▶ [Short exercise] Write out each line in which the string "this" is present.

▶ [Data excerpts]
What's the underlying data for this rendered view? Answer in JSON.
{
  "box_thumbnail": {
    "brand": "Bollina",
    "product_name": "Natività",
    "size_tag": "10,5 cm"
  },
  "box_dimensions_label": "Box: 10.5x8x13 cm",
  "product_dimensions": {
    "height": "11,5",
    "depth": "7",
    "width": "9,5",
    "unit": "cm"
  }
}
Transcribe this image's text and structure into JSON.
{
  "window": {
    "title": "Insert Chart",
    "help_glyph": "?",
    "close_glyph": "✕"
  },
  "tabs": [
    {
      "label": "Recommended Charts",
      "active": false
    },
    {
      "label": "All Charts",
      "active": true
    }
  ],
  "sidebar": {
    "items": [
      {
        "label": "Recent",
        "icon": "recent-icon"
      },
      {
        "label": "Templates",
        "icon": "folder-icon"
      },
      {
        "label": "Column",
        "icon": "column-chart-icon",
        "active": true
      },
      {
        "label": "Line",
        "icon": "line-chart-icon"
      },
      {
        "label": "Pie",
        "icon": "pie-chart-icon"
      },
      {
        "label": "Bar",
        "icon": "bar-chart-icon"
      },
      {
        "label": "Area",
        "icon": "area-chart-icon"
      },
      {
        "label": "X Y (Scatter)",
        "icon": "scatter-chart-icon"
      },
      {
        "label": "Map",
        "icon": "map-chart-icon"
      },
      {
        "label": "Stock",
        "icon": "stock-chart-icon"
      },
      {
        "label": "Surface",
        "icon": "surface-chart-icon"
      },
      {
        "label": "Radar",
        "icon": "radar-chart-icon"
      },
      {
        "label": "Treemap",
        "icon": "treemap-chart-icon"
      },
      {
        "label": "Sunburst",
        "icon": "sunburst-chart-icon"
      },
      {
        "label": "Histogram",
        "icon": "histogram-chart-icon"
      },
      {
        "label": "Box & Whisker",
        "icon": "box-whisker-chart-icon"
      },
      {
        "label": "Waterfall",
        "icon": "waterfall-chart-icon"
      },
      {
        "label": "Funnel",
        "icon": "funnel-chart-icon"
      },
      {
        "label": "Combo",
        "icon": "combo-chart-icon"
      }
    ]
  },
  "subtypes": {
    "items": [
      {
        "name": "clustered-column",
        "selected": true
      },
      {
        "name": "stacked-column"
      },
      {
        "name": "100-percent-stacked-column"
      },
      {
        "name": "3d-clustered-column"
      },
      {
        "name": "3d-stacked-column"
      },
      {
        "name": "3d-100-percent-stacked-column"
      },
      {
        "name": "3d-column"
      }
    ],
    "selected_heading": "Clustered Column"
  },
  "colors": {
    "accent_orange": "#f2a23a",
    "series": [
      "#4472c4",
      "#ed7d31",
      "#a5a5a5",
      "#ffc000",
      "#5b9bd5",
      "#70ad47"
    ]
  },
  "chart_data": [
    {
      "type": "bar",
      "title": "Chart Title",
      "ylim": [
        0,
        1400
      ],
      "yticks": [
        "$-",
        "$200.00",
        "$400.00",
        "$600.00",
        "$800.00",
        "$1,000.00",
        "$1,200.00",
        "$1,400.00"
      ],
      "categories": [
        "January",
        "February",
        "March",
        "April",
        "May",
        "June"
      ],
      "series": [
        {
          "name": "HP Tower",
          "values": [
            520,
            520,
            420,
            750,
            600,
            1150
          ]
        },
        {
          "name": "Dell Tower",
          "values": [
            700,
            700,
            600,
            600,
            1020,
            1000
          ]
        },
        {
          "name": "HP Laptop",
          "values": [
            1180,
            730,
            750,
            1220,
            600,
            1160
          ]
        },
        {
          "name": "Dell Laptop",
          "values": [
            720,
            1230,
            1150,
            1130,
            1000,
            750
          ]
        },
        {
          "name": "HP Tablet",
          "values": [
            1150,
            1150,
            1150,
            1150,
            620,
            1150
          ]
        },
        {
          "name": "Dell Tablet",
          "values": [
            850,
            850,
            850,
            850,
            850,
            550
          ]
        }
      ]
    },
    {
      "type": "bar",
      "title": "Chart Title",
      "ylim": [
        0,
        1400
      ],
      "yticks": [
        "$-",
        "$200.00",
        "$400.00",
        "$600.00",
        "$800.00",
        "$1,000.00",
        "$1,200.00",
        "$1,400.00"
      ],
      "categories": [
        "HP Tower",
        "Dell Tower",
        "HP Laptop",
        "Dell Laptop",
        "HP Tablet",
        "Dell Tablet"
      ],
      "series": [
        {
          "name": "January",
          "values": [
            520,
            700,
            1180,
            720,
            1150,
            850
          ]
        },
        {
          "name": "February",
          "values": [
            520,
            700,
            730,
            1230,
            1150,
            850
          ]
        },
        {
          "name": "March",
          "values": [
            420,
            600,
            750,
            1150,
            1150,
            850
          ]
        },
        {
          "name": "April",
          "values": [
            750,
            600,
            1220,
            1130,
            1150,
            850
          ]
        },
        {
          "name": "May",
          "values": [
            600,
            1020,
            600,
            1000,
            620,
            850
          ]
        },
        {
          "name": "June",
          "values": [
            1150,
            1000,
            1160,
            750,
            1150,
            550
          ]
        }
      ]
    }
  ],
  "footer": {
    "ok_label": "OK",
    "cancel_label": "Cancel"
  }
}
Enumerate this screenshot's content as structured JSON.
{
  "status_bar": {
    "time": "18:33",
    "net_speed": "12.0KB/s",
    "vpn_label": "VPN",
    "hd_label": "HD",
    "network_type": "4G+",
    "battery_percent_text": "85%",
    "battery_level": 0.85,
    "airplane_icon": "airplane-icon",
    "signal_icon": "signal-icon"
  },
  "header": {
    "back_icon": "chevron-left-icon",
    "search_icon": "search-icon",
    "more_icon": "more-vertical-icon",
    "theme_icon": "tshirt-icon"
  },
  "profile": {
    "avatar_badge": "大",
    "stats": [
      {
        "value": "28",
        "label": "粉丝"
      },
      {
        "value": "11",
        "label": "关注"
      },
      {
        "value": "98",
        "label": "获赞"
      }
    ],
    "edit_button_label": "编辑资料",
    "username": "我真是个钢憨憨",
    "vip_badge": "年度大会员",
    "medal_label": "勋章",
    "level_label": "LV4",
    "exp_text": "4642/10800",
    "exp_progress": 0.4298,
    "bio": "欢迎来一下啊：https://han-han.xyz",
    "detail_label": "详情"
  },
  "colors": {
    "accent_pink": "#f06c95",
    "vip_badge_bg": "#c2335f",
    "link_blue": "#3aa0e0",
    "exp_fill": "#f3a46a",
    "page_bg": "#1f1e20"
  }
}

▶ [In response]
What's the underlying data for this rendered view? Answer in JSON.
Transcribe this image's text and structure into JSON.
Enumerate this screenshot's content as structured JSON.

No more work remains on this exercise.